§ EXERCISE AIM
Records follow. Pull out every line that contains "document".

>>

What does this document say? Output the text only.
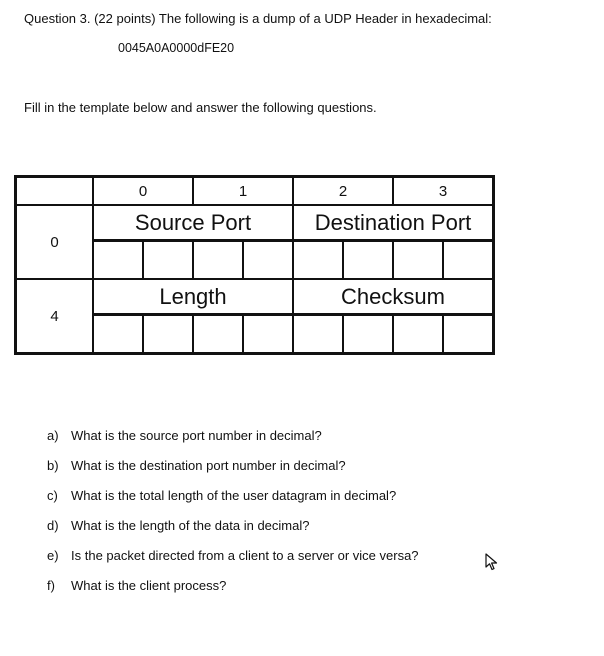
Question 3. (22 points) The following is a dump of a UDP Header in hexadecimal:
0045A0A0000dFE20
Fill in the template below and answer the following questions.
	0		1		2		3	
0	Source Port				Destination Port			

4	Length				Checksum			

a) What is the source port number in decimal?
b) What is the destination port number in decimal?
c)	What is the total length of the user datagram in decimal?
d) What is the length of the data in decimal?
e) Is the packet directed from a client to a server or vice versa?
f)	What is the client process?
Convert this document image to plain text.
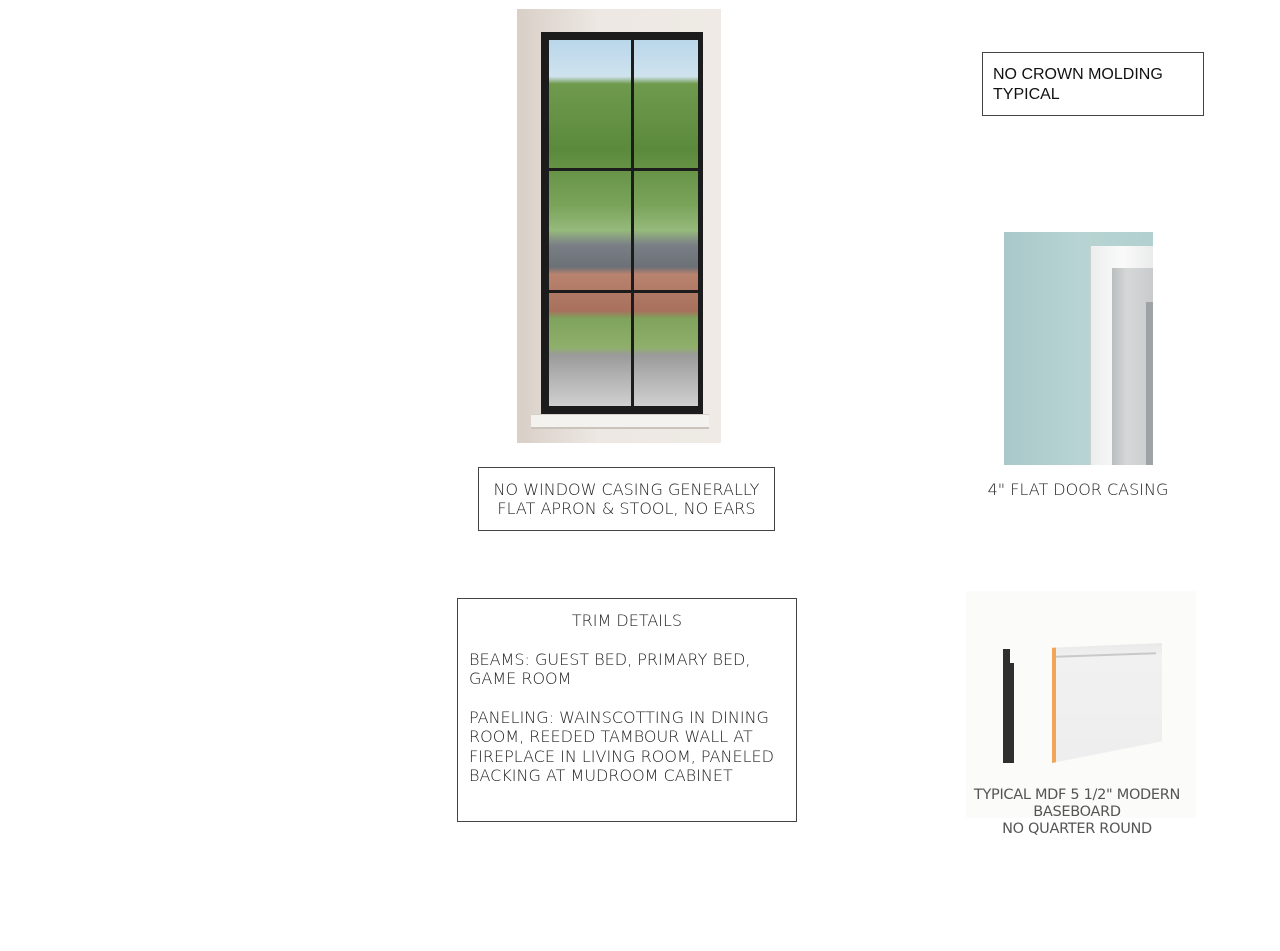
NO CROWN MOLDING
TYPICAL
4" FLAT DOOR CASING
NO WINDOW CASING GENERALLY
FLAT APRON & STOOL, NO EARS
TRIM DETAILS
BEAMS: GUEST BED, PRIMARY BED, GAME ROOM
PANELING: WAINSCOTTING IN DINING ROOM, REEDED TAMBOUR WALL AT FIREPLACE IN LIVING ROOM, PANELED BACKING AT MUDROOM CABINET
TYPICAL MDF 5 1/2" MODERN BASEBOARD
NO QUARTER ROUND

<<

§ WRITTEN SOLUTION
What does this document say? Output the text only.
Convert this document image to plain text.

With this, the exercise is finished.